Al despertar en el espacio y ver fotografiadas en la eterna luz todas nuestras acciones, deberá quedar el Espíritu humillado, abatido; pues nada humilla y abate tanto como la contemplación de nuestras debilidades.
¿Qué has hecho durante tanto tiempo?… Se preguntará el Espíritu. Y ceros sin valor irán apareciendo ante sus ojos en la pizarra de la eternidad. A las cantidades negativas querrá oponer algunas positivas, mas, para ello le será preciso recomenzar el trabajo. ¿Qué ventajas logra el Espíritu con desprenderse de su envoltura? Si no ha trabajado en su progreso, absolutamente ninguna; porque morir no es sino ver más claro nuestras propias miserias y lamentar, por consiguiente, el tiempo que hemos perdido. Sería grata la muerte, si al cerrar los ojos cesaran todas nuestras sensaciones; pero adquiriendo el Espíritu más lucidez con el desprendimiento de su envoltura terrestre, la muerte le lleva a un minucioso examen de conciencia, después del cual puede venir una terrible expiación.

════════════════

(Enunciado de tarea) Devuelve, por favor, completo y sin ningún cambio el texto de arriba sobre el Espíritu tras la muerte.

[Elementos guardados de una colección]

════════════════

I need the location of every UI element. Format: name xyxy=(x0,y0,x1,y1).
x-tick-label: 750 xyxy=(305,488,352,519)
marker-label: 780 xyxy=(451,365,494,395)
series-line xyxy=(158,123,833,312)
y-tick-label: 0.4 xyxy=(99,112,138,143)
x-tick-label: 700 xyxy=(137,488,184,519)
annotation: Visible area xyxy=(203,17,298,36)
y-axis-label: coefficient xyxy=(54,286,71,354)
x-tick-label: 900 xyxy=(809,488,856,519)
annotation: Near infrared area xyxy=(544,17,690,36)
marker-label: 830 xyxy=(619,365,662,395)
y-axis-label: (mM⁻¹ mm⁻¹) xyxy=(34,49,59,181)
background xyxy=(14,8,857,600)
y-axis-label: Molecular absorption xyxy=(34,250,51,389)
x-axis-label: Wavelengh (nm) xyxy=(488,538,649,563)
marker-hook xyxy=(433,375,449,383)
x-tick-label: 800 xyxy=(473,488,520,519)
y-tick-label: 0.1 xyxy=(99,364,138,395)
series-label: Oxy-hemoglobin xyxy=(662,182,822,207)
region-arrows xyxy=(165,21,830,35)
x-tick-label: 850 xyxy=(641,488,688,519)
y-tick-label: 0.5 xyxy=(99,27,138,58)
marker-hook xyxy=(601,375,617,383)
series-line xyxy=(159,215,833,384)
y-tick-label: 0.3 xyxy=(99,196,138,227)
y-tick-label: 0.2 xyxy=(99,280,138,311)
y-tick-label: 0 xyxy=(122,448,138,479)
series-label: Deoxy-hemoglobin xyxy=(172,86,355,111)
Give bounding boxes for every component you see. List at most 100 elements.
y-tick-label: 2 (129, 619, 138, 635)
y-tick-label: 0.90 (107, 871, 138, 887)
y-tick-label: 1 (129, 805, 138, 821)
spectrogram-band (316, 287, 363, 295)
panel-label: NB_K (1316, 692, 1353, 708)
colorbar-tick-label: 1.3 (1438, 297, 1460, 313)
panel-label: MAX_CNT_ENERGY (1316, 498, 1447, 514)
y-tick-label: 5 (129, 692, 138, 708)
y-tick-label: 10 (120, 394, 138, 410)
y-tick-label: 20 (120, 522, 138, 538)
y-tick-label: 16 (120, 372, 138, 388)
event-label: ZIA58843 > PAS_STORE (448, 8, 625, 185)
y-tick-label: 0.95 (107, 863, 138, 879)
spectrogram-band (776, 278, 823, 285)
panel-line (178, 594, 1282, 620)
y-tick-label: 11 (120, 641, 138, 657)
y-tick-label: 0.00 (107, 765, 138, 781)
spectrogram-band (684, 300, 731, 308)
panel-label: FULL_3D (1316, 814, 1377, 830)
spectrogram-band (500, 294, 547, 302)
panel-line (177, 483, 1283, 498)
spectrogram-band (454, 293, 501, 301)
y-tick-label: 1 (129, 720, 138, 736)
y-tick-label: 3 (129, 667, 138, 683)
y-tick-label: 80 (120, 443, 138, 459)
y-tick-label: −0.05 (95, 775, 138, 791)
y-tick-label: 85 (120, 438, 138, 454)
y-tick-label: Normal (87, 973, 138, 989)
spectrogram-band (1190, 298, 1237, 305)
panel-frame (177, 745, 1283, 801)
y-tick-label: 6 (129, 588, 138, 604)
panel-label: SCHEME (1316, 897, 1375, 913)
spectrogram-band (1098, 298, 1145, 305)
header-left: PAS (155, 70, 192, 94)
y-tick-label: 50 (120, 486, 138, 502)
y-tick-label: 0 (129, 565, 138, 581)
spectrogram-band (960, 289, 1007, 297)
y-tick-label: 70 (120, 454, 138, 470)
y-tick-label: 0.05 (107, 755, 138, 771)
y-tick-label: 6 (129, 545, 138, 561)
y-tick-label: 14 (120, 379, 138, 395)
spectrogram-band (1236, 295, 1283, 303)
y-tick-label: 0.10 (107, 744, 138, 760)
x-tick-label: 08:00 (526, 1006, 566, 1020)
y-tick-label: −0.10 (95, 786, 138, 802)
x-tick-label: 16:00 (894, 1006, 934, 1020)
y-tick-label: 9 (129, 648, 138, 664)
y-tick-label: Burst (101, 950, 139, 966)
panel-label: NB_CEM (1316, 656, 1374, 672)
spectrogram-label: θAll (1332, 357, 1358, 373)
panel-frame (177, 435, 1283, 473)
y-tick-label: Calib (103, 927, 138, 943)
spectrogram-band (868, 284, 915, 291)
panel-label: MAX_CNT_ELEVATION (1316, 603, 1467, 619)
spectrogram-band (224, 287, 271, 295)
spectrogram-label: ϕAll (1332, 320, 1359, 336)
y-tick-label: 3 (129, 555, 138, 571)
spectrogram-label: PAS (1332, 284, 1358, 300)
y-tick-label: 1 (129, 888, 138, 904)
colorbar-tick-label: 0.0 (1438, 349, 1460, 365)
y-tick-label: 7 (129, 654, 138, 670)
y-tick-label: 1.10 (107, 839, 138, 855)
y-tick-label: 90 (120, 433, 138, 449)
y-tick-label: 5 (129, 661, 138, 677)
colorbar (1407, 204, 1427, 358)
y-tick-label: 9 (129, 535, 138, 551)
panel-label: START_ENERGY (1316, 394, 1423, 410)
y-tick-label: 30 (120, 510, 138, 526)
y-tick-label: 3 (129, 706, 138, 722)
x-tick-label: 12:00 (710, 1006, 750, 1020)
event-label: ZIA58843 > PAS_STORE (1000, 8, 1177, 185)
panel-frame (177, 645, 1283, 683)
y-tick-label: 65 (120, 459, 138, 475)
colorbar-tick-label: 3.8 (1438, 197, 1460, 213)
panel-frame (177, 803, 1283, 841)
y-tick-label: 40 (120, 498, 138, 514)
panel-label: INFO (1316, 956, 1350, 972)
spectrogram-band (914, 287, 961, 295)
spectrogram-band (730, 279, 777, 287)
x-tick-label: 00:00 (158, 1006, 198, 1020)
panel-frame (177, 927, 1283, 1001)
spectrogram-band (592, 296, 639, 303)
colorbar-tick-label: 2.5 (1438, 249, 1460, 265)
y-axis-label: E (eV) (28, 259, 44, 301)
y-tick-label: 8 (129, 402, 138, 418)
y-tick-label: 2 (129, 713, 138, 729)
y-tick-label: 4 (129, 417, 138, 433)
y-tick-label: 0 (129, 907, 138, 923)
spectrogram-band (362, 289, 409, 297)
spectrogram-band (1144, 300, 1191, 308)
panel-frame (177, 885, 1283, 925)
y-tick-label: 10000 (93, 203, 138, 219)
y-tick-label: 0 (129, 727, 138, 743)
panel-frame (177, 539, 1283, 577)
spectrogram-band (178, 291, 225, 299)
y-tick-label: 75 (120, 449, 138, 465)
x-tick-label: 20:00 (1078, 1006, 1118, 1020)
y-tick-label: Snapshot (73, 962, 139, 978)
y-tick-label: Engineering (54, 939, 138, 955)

════════════════

(Respuesta escrita)
Al despertar en el espacio y ver fotografiadas en la eterna luz todas nuestras acciones, deberá quedar el Espíritu humillado, abatido; pues nada humilla y abate tanto como la contemplación de nuestras debilidades.
¿Qué has hecho durante tanto tiempo?… Se preguntará el Espíritu. Y ceros sin valor irán apareciendo ante sus ojos en la pizarra de la eternidad. A las cantidades negativas querrá oponer algunas positivas, mas, para ello le será preciso recomenzar el trabajo. ¿Qué ventajas logra el Espíritu con desprenderse de su envoltura? Si no ha trabajado en su progreso, absolutamente ninguna; porque morir no es sino ver más claro nuestras propias miserias y lamentar, por consiguiente, el tiempo que hemos perdido. Sería grata la muerte, si al cerrar los ojos cesaran todas nuestras sensaciones; pero adquiriendo el Espíritu más lucidez con el desprendimiento de su envoltura terrestre, la muerte le lleva a un minucioso examen de conciencia, después del cual puede venir una terrible expiación.